# Extracted records:
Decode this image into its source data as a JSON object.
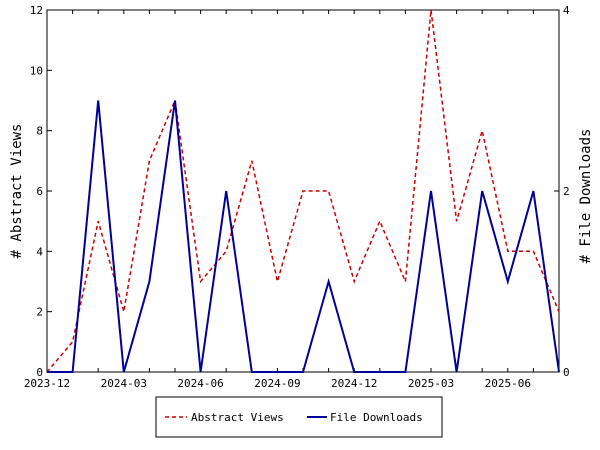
{
  "chart_data": {
    "type": "line",
    "x": [
      "2023-12",
      "2024-01",
      "2024-02",
      "2024-03",
      "2024-04",
      "2024-05",
      "2024-06",
      "2024-07",
      "2024-08",
      "2024-09",
      "2024-10",
      "2024-11",
      "2024-12",
      "2025-01",
      "2025-02",
      "2025-03",
      "2025-04",
      "2025-05",
      "2025-06",
      "2025-07",
      "2025-08"
    ],
    "x_tick_labels": [
      "2023-12",
      "2024-03",
      "2024-06",
      "2024-09",
      "2024-12",
      "2025-03",
      "2025-06"
    ],
    "series": [
      {
        "name": "Abstract Views",
        "axis": "left",
        "color": "#cc0000",
        "style": "dashed",
        "values": [
          0,
          1,
          5,
          2,
          7,
          9,
          3,
          4,
          7,
          3,
          6,
          6,
          3,
          5,
          3,
          12,
          5,
          8,
          4,
          4,
          2
        ]
      },
      {
        "name": "File Downloads",
        "axis": "right",
        "color": "#000099",
        "style": "solid",
        "values": [
          0,
          0,
          3,
          0,
          1,
          3,
          0,
          2,
          0,
          0,
          0,
          1,
          0,
          0,
          0,
          2,
          0,
          2,
          1,
          2,
          0
        ]
      }
    ],
    "ylabel_left": "# Abstract Views",
    "ylabel_right": "# File Downloads",
    "ylim_left": [
      0,
      12
    ],
    "ylim_right": [
      0,
      4
    ],
    "y_ticks_left": [
      0,
      2,
      4,
      6,
      8,
      10,
      12
    ],
    "y_ticks_right": [
      0,
      2,
      4
    ],
    "grid": false,
    "legend_position": "bottom-center"
  }
}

# Required task:
In the entries above, how many lines hold the word "Downloads"? State the number and nothing else.

# Answer to the task:
2